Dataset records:
▽
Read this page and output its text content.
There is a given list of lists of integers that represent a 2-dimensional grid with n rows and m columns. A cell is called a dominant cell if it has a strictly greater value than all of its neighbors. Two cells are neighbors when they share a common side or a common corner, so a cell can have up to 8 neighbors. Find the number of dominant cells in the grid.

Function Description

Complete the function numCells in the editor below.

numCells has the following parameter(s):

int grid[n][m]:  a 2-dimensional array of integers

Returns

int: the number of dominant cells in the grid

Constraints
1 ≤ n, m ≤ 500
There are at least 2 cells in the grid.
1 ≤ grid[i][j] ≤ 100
△
**Exercise description**: Write out every entry verbatim.

**Output for this task**:
Read this page and output its text content.
There is a given list of lists of integers that represent a 2-dimensional grid with n rows and m columns. A cell is called a dominant cell if it has a strictly greater value than all of its neighbors. Two cells are neighbors when they share a common side or a common corner, so a cell can have up to 8 neighbors. Find the number of dominant cells in the grid.

Function Description

Complete the function numCells in the editor below.

numCells has the following parameter(s):

int grid[n][m]:  a 2-dimensional array of integers

Returns

int: the number of dominant cells in the grid

Constraints
1 ≤ n, m ≤ 500
There are at least 2 cells in the grid.
1 ≤ grid[i][j] ≤ 100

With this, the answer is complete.